▸ WORK TO DO
Without the pictures, reproduce the records that follow exactly.

▸ EXCERPTED DATA
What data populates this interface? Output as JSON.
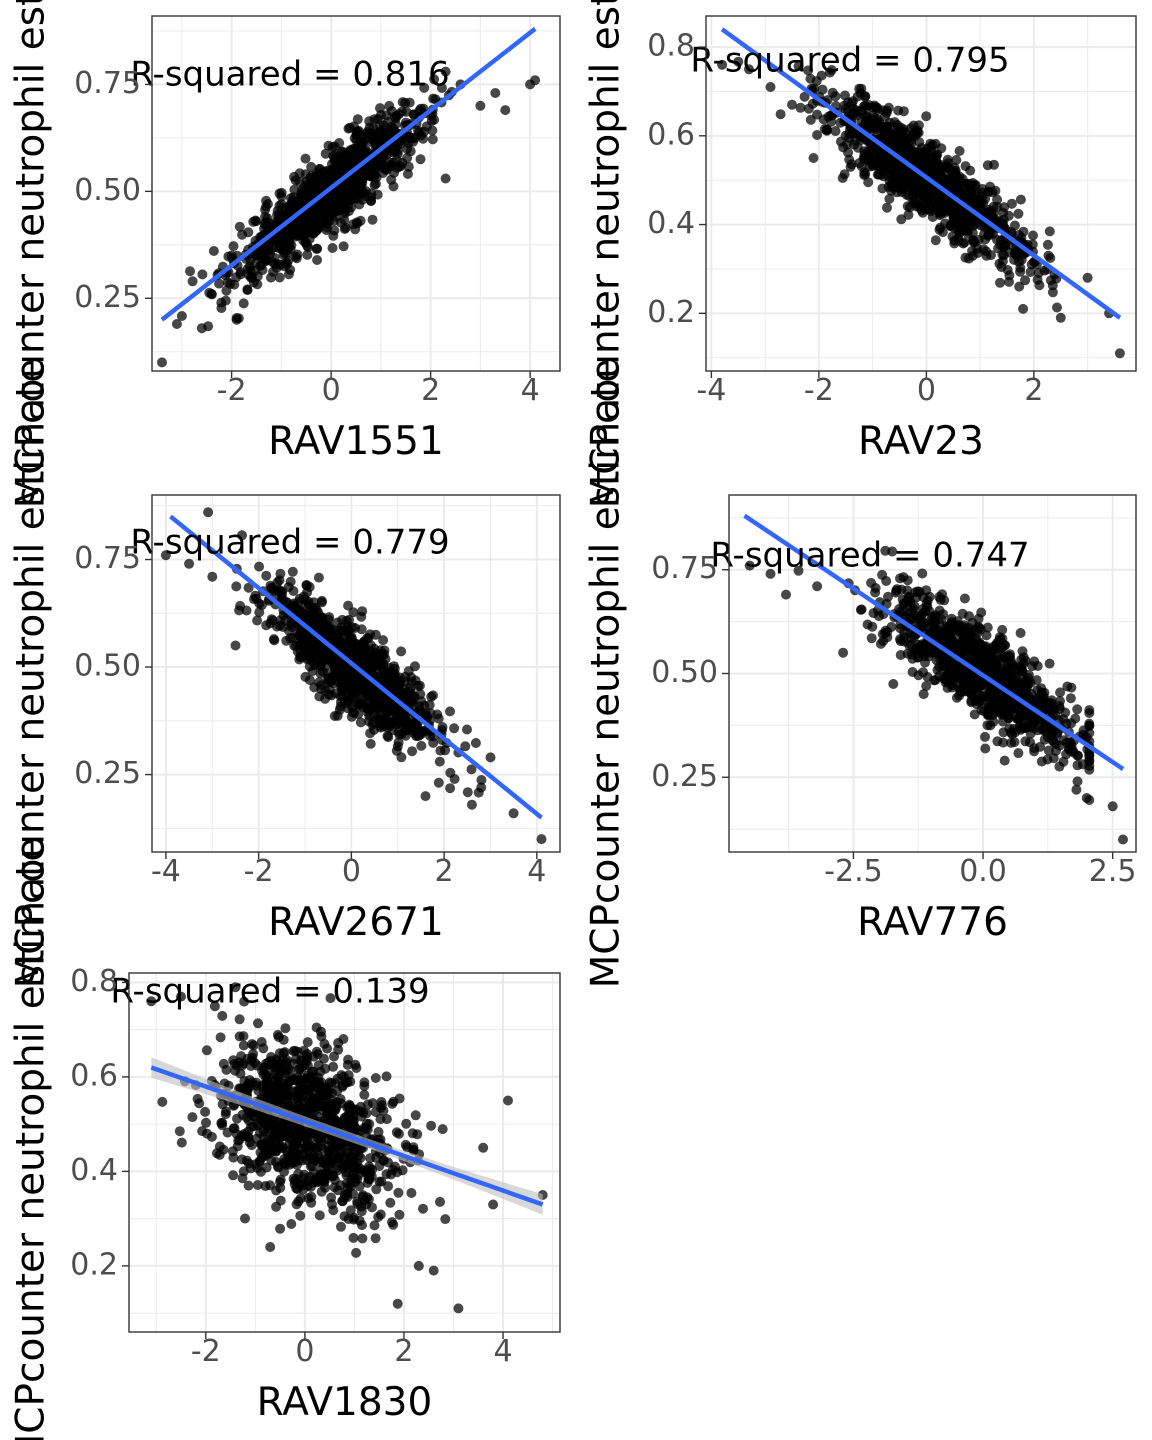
{
  "chart_data": [
    {
      "type": "scatter",
      "xlabel": "RAV1551",
      "ylabel": "MCPcounter neutrophil estimate",
      "annotation": "R-squared = 0.816",
      "xlim": [
        -3.6,
        4.6
      ],
      "ylim": [
        0.08,
        0.91
      ],
      "xticks": [
        -2,
        0,
        2,
        4
      ],
      "xtick_labels": [
        "-2",
        "0",
        "2",
        "4"
      ],
      "yticks": [
        0.25,
        0.5,
        0.75
      ],
      "ytick_labels": [
        "0.25",
        "0.50",
        "0.75"
      ],
      "slope": 0.0905,
      "intercept": 0.5,
      "noise": 0.045,
      "fit_line": {
        "x": [
          -3.4,
          4.1
        ],
        "y": [
          0.2,
          0.88
        ]
      },
      "ci_band": 0.006,
      "points": [
        [
          -3.4,
          0.1
        ],
        [
          -3.1,
          0.19
        ],
        [
          -2.6,
          0.18
        ],
        [
          -2.4,
          0.26
        ],
        [
          -1.9,
          0.2
        ],
        [
          4.1,
          0.76
        ],
        [
          4.0,
          0.75
        ],
        [
          2.3,
          0.53
        ],
        [
          2.3,
          0.78
        ],
        [
          3.0,
          0.7
        ],
        [
          2.6,
          0.75
        ],
        [
          3.3,
          0.73
        ],
        [
          3.5,
          0.69
        ],
        [
          -2.0,
          0.35
        ]
      ],
      "point_count": 1000,
      "grid": true,
      "colors": {
        "points": "#000000",
        "line": "#3366FF",
        "band": "#BEBEBE"
      }
    },
    {
      "type": "scatter",
      "xlabel": "RAV23",
      "ylabel": "MCPcounter neutrophil estimate",
      "annotation": "R-squared = 0.795",
      "xlim": [
        -4.1,
        3.9
      ],
      "ylim": [
        0.07,
        0.87
      ],
      "xticks": [
        -4,
        -2,
        0,
        2
      ],
      "xtick_labels": [
        "-4",
        "-2",
        "0",
        "2"
      ],
      "yticks": [
        0.2,
        0.4,
        0.6,
        0.8
      ],
      "ytick_labels": [
        "0.2",
        "0.4",
        "0.6",
        "0.8"
      ],
      "slope": -0.088,
      "intercept": 0.5,
      "noise": 0.045,
      "fit_line": {
        "x": [
          -3.8,
          3.6
        ],
        "y": [
          0.84,
          0.19
        ]
      },
      "ci_band": 0.006,
      "points": [
        [
          -3.8,
          0.76
        ],
        [
          -3.3,
          0.75
        ],
        [
          -2.9,
          0.71
        ],
        [
          -2.1,
          0.55
        ],
        [
          3.6,
          0.11
        ],
        [
          3.4,
          0.2
        ],
        [
          2.5,
          0.19
        ],
        [
          1.8,
          0.21
        ],
        [
          3.0,
          0.28
        ],
        [
          -2.5,
          0.67
        ]
      ],
      "point_count": 1000,
      "grid": true,
      "colors": {
        "points": "#000000",
        "line": "#3366FF",
        "band": "#BEBEBE"
      }
    },
    {
      "type": "scatter",
      "xlabel": "RAV2671",
      "ylabel": "MCPcounter neutrophil estimate",
      "annotation": "R-squared = 0.779",
      "xlim": [
        -4.3,
        4.5
      ],
      "ylim": [
        0.07,
        0.9
      ],
      "xticks": [
        -4,
        -2,
        0,
        2,
        4
      ],
      "xtick_labels": [
        "-4",
        "-2",
        "0",
        "2",
        "4"
      ],
      "yticks": [
        0.25,
        0.5,
        0.75
      ],
      "ytick_labels": [
        "0.25",
        "0.50",
        "0.75"
      ],
      "slope": -0.088,
      "intercept": 0.5,
      "noise": 0.05,
      "fit_line": {
        "x": [
          -3.9,
          4.1
        ],
        "y": [
          0.85,
          0.15
        ]
      },
      "ci_band": 0.006,
      "points": [
        [
          -4.0,
          0.76
        ],
        [
          -3.5,
          0.74
        ],
        [
          -2.5,
          0.55
        ],
        [
          4.1,
          0.1
        ],
        [
          3.5,
          0.16
        ],
        [
          2.6,
          0.18
        ],
        [
          1.6,
          0.2
        ],
        [
          2.8,
          0.22
        ],
        [
          3.0,
          0.29
        ],
        [
          -3.0,
          0.71
        ]
      ],
      "point_count": 1000,
      "grid": true,
      "colors": {
        "points": "#000000",
        "line": "#3366FF",
        "band": "#BEBEBE"
      }
    },
    {
      "type": "scatter",
      "xlabel": "RAV776",
      "ylabel": "MCPcounter neutrophil estimate",
      "annotation": "R-squared = 0.747",
      "xlim": [
        -4.9,
        2.95
      ],
      "ylim": [
        0.07,
        0.93
      ],
      "xticks": [
        -2.5,
        0.0,
        2.5
      ],
      "xtick_labels": [
        "-2.5",
        "0.0",
        "2.5"
      ],
      "yticks": [
        0.25,
        0.5,
        0.75
      ],
      "ytick_labels": [
        "0.25",
        "0.50",
        "0.75"
      ],
      "slope": -0.0845,
      "intercept": 0.5,
      "noise": 0.055,
      "fit_line": {
        "x": [
          -4.6,
          2.7
        ],
        "y": [
          0.88,
          0.27
        ]
      },
      "ci_band": 0.006,
      "points": [
        [
          -4.5,
          0.76
        ],
        [
          -4.1,
          0.74
        ],
        [
          -3.8,
          0.69
        ],
        [
          -2.7,
          0.55
        ],
        [
          2.7,
          0.1
        ],
        [
          2.5,
          0.18
        ],
        [
          2.0,
          0.2
        ],
        [
          1.8,
          0.22
        ],
        [
          -3.2,
          0.71
        ]
      ],
      "point_count": 1000,
      "grid": true,
      "colors": {
        "points": "#000000",
        "line": "#3366FF",
        "band": "#BEBEBE"
      }
    },
    {
      "type": "scatter",
      "xlabel": "RAV1830",
      "ylabel": "MCPcounter neutrophil estimate",
      "annotation": "R-squared = 0.139",
      "xlim": [
        -3.55,
        5.15
      ],
      "ylim": [
        0.06,
        0.82
      ],
      "xticks": [
        -2,
        0,
        2,
        4
      ],
      "xtick_labels": [
        "-2",
        "0",
        "2",
        "4"
      ],
      "yticks": [
        0.2,
        0.4,
        0.6,
        0.8
      ],
      "ytick_labels": [
        "0.2",
        "0.4",
        "0.6",
        "0.8"
      ],
      "slope": -0.036,
      "intercept": 0.5,
      "noise": 0.085,
      "fit_line": {
        "x": [
          -3.1,
          4.8
        ],
        "y": [
          0.62,
          0.33
        ]
      },
      "ci_band": 0.022,
      "points": [
        [
          -3.1,
          0.76
        ],
        [
          -2.5,
          0.77
        ],
        [
          -1.4,
          0.79
        ],
        [
          4.8,
          0.35
        ],
        [
          4.1,
          0.55
        ],
        [
          3.1,
          0.11
        ],
        [
          2.6,
          0.19
        ],
        [
          2.3,
          0.2
        ],
        [
          3.6,
          0.45
        ],
        [
          3.8,
          0.33
        ],
        [
          -0.7,
          0.24
        ]
      ],
      "point_count": 1000,
      "grid": true,
      "colors": {
        "points": "#000000",
        "line": "#3366FF",
        "band": "#BEBEBE"
      }
    }
  ]
}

▸ CORRECT RESULT
What data populates this interface? Output as JSON.
{
  "chart_data": [
    {
      "type": "scatter",
      "xlabel": "RAV1551",
      "ylabel": "MCPcounter neutrophil estimate",
      "annotation": "R-squared = 0.816",
      "xlim": [
        -3.6,
        4.6
      ],
      "ylim": [
        0.08,
        0.91
      ],
      "xticks": [
        -2,
        0,
        2,
        4
      ],
      "xtick_labels": [
        "-2",
        "0",
        "2",
        "4"
      ],
      "yticks": [
        0.25,
        0.5,
        0.75
      ],
      "ytick_labels": [
        "0.25",
        "0.50",
        "0.75"
      ],
      "slope": 0.0905,
      "intercept": 0.5,
      "noise": 0.045,
      "fit_line": {
        "x": [
          -3.4,
          4.1
        ],
        "y": [
          0.2,
          0.88
        ]
      },
      "ci_band": 0.006,
      "points": [
        [
          -3.4,
          0.1
        ],
        [
          -3.1,
          0.19
        ],
        [
          -2.6,
          0.18
        ],
        [
          -2.4,
          0.26
        ],
        [
          -1.9,
          0.2
        ],
        [
          4.1,
          0.76
        ],
        [
          4.0,
          0.75
        ],
        [
          2.3,
          0.53
        ],
        [
          2.3,
          0.78
        ],
        [
          3.0,
          0.7
        ],
        [
          2.6,
          0.75
        ],
        [
          3.3,
          0.73
        ],
        [
          3.5,
          0.69
        ],
        [
          -2.0,
          0.35
        ]
      ],
      "point_count": 1000,
      "grid": true,
      "colors": {
        "points": "#000000",
        "line": "#3366FF",
        "band": "#BEBEBE"
      }
    },
    {
      "type": "scatter",
      "xlabel": "RAV23",
      "ylabel": "MCPcounter neutrophil estimate",
      "annotation": "R-squared = 0.795",
      "xlim": [
        -4.1,
        3.9
      ],
      "ylim": [
        0.07,
        0.87
      ],
      "xticks": [
        -4,
        -2,
        0,
        2
      ],
      "xtick_labels": [
        "-4",
        "-2",
        "0",
        "2"
      ],
      "yticks": [
        0.2,
        0.4,
        0.6,
        0.8
      ],
      "ytick_labels": [
        "0.2",
        "0.4",
        "0.6",
        "0.8"
      ],
      "slope": -0.088,
      "intercept": 0.5,
      "noise": 0.045,
      "fit_line": {
        "x": [
          -3.8,
          3.6
        ],
        "y": [
          0.84,
          0.19
        ]
      },
      "ci_band": 0.006,
      "points": [
        [
          -3.8,
          0.76
        ],
        [
          -3.3,
          0.75
        ],
        [
          -2.9,
          0.71
        ],
        [
          -2.1,
          0.55
        ],
        [
          3.6,
          0.11
        ],
        [
          3.4,
          0.2
        ],
        [
          2.5,
          0.19
        ],
        [
          1.8,
          0.21
        ],
        [
          3.0,
          0.28
        ],
        [
          -2.5,
          0.67
        ]
      ],
      "point_count": 1000,
      "grid": true,
      "colors": {
        "points": "#000000",
        "line": "#3366FF",
        "band": "#BEBEBE"
      }
    },
    {
      "type": "scatter",
      "xlabel": "RAV2671",
      "ylabel": "MCPcounter neutrophil estimate",
      "annotation": "R-squared = 0.779",
      "xlim": [
        -4.3,
        4.5
      ],
      "ylim": [
        0.07,
        0.9
      ],
      "xticks": [
        -4,
        -2,
        0,
        2,
        4
      ],
      "xtick_labels": [
        "-4",
        "-2",
        "0",
        "2",
        "4"
      ],
      "yticks": [
        0.25,
        0.5,
        0.75
      ],
      "ytick_labels": [
        "0.25",
        "0.50",
        "0.75"
      ],
      "slope": -0.088,
      "intercept": 0.5,
      "noise": 0.05,
      "fit_line": {
        "x": [
          -3.9,
          4.1
        ],
        "y": [
          0.85,
          0.15
        ]
      },
      "ci_band": 0.006,
      "points": [
        [
          -4.0,
          0.76
        ],
        [
          -3.5,
          0.74
        ],
        [
          -2.5,
          0.55
        ],
        [
          4.1,
          0.1
        ],
        [
          3.5,
          0.16
        ],
        [
          2.6,
          0.18
        ],
        [
          1.6,
          0.2
        ],
        [
          2.8,
          0.22
        ],
        [
          3.0,
          0.29
        ],
        [
          -3.0,
          0.71
        ]
      ],
      "point_count": 1000,
      "grid": true,
      "colors": {
        "points": "#000000",
        "line": "#3366FF",
        "band": "#BEBEBE"
      }
    },
    {
      "type": "scatter",
      "xlabel": "RAV776",
      "ylabel": "MCPcounter neutrophil estimate",
      "annotation": "R-squared = 0.747",
      "xlim": [
        -4.9,
        2.95
      ],
      "ylim": [
        0.07,
        0.93
      ],
      "xticks": [
        -2.5,
        0.0,
        2.5
      ],
      "xtick_labels": [
        "-2.5",
        "0.0",
        "2.5"
      ],
      "yticks": [
        0.25,
        0.5,
        0.75
      ],
      "ytick_labels": [
        "0.25",
        "0.50",
        "0.75"
      ],
      "slope": -0.0845,
      "intercept": 0.5,
      "noise": 0.055,
      "fit_line": {
        "x": [
          -4.6,
          2.7
        ],
        "y": [
          0.88,
          0.27
        ]
      },
      "ci_band": 0.006,
      "points": [
        [
          -4.5,
          0.76
        ],
        [
          -4.1,
          0.74
        ],
        [
          -3.8,
          0.69
        ],
        [
          -2.7,
          0.55
        ],
        [
          2.7,
          0.1
        ],
        [
          2.5,
          0.18
        ],
        [
          2.0,
          0.2
        ],
        [
          1.8,
          0.22
        ],
        [
          -3.2,
          0.71
        ]
      ],
      "point_count": 1000,
      "grid": true,
      "colors": {
        "points": "#000000",
        "line": "#3366FF",
        "band": "#BEBEBE"
      }
    },
    {
      "type": "scatter",
      "xlabel": "RAV1830",
      "ylabel": "MCPcounter neutrophil estimate",
      "annotation": "R-squared = 0.139",
      "xlim": [
        -3.55,
        5.15
      ],
      "ylim": [
        0.06,
        0.82
      ],
      "xticks": [
        -2,
        0,
        2,
        4
      ],
      "xtick_labels": [
        "-2",
        "0",
        "2",
        "4"
      ],
      "yticks": [
        0.2,
        0.4,
        0.6,
        0.8
      ],
      "ytick_labels": [
        "0.2",
        "0.4",
        "0.6",
        "0.8"
      ],
      "slope": -0.036,
      "intercept": 0.5,
      "noise": 0.085,
      "fit_line": {
        "x": [
          -3.1,
          4.8
        ],
        "y": [
          0.62,
          0.33
        ]
      },
      "ci_band": 0.022,
      "points": [
        [
          -3.1,
          0.76
        ],
        [
          -2.5,
          0.77
        ],
        [
          -1.4,
          0.79
        ],
        [
          4.8,
          0.35
        ],
        [
          4.1,
          0.55
        ],
        [
          3.1,
          0.11
        ],
        [
          2.6,
          0.19
        ],
        [
          2.3,
          0.2
        ],
        [
          3.6,
          0.45
        ],
        [
          3.8,
          0.33
        ],
        [
          -0.7,
          0.24
        ]
      ],
      "point_count": 1000,
      "grid": true,
      "colors": {
        "points": "#000000",
        "line": "#3366FF",
        "band": "#BEBEBE"
      }
    }
  ]
}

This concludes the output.